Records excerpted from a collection

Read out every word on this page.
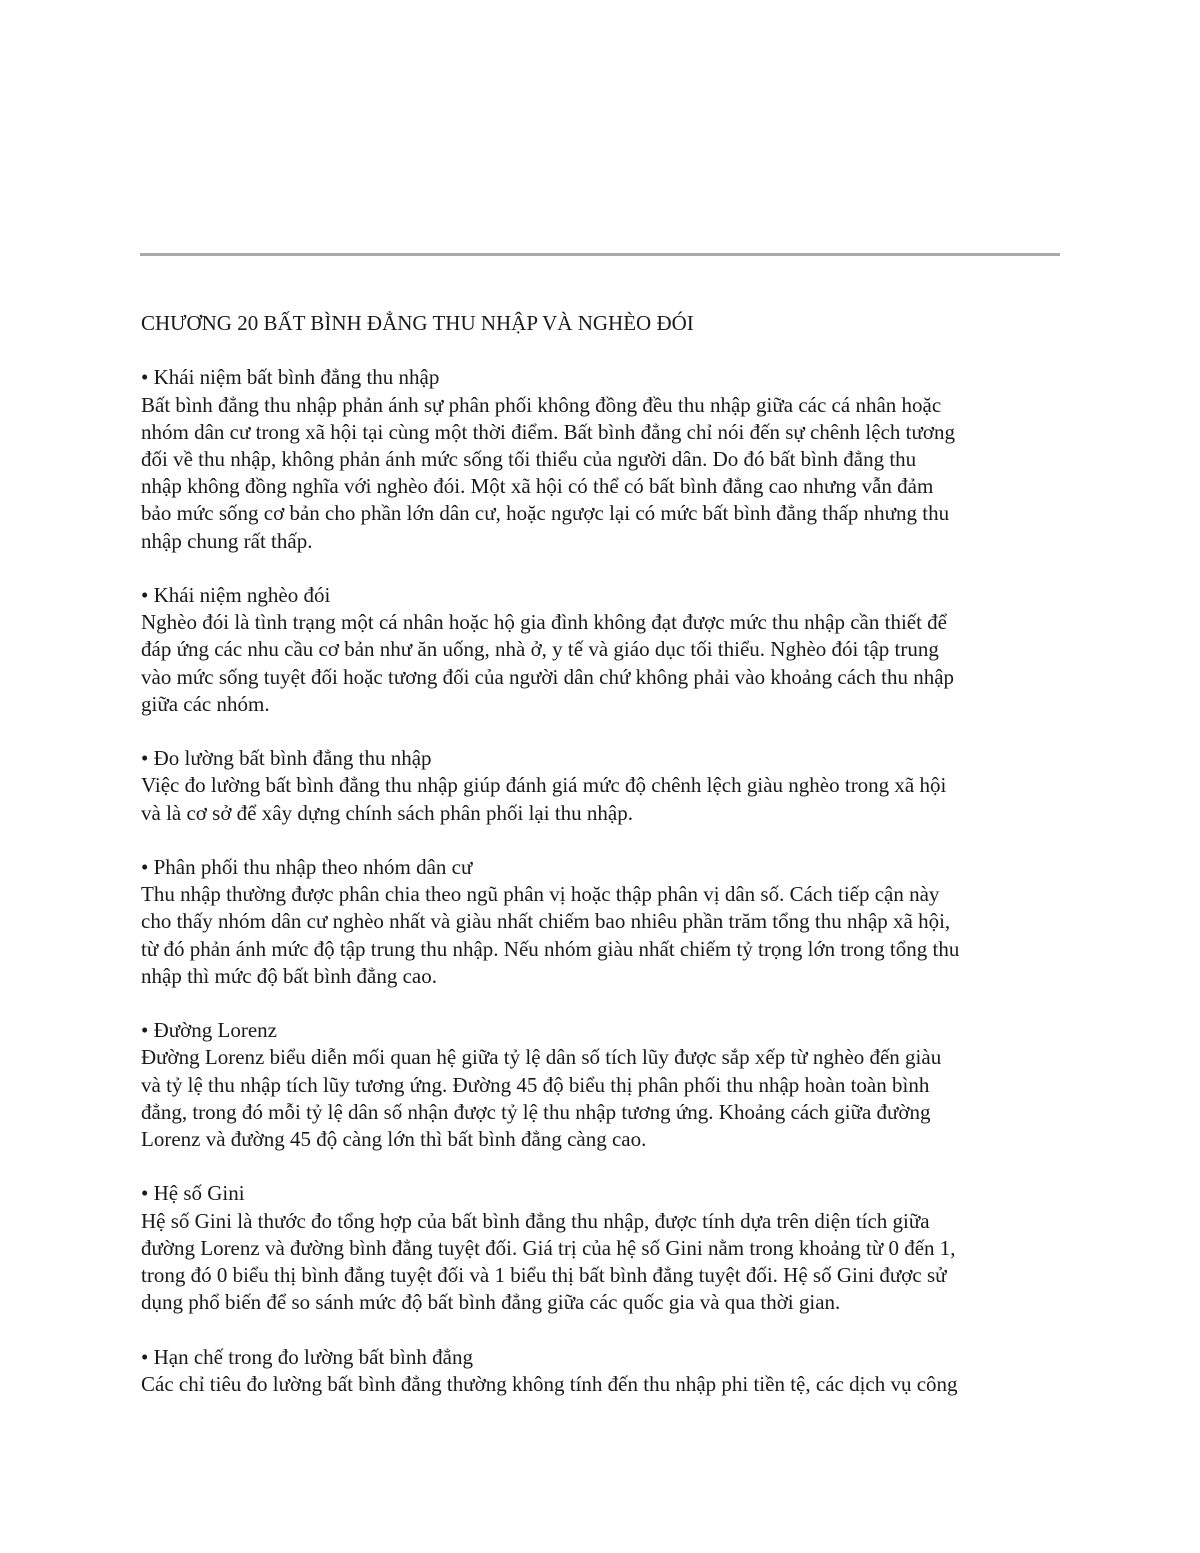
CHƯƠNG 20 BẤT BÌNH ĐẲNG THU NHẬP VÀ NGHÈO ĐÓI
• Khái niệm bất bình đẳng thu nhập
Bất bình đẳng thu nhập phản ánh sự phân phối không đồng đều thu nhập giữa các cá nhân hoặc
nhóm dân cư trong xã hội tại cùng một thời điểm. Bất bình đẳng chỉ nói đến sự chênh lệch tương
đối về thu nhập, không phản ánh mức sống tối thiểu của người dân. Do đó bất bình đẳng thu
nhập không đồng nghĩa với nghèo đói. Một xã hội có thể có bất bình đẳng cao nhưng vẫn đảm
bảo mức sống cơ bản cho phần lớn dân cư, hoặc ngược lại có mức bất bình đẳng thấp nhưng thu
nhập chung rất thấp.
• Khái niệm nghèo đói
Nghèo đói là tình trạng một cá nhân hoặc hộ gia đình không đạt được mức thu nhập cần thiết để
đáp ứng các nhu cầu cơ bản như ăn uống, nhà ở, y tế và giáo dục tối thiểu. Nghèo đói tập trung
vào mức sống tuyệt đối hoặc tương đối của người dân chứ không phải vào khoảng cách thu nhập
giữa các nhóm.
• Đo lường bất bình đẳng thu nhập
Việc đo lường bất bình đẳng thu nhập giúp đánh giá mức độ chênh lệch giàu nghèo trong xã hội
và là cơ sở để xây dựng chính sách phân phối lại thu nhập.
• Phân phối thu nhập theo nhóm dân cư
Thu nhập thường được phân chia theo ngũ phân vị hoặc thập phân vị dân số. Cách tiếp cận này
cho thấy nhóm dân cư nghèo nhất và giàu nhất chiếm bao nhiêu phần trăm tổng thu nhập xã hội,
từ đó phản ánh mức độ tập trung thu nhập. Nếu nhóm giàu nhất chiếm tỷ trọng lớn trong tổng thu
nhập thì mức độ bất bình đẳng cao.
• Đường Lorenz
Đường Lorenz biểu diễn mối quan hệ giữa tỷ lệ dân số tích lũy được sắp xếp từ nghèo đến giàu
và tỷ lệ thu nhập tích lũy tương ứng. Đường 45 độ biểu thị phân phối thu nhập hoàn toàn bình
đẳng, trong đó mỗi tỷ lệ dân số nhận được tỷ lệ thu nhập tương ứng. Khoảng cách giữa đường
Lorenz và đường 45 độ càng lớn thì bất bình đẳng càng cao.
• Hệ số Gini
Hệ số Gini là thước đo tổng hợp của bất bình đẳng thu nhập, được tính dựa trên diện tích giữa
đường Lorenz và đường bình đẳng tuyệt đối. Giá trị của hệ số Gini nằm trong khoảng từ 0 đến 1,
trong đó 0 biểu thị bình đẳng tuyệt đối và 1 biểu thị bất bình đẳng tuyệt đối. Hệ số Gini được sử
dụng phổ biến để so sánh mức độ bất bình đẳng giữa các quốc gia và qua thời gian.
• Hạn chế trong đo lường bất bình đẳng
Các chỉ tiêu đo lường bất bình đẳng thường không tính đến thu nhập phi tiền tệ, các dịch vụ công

---

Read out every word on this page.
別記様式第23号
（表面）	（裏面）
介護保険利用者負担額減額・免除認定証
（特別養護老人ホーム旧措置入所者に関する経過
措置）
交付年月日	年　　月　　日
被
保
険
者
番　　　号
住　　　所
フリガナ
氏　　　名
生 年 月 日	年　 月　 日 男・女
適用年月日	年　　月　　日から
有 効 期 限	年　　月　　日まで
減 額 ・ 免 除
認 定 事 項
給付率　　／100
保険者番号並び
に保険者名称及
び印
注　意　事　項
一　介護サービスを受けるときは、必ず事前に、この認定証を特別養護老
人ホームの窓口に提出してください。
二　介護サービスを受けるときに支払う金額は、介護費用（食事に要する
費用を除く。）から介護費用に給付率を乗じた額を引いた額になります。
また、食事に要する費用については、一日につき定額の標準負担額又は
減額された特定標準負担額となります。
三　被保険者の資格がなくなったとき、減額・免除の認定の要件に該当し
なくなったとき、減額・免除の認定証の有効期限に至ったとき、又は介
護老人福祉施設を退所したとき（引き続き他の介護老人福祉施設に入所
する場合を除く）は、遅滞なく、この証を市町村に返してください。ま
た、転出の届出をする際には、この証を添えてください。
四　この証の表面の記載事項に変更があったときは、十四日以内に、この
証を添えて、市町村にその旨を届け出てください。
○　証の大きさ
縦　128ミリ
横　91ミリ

EXERCISE DESCRIPTION =>
Whichever lines contain the string "tổng", select and copy them.

RESULT OF THIS EXERCISE =>
cho thấy nhóm dân cư nghèo nhất và giàu nhất chiếm bao nhiêu phần trăm tổng thu nhập xã hội,
từ đó phản ánh mức độ tập trung thu nhập. Nếu nhóm giàu nhất chiếm tỷ trọng lớn trong tổng thu
Hệ số Gini là thước đo tổng hợp của bất bình đẳng thu nhập, được tính dựa trên diện tích giữa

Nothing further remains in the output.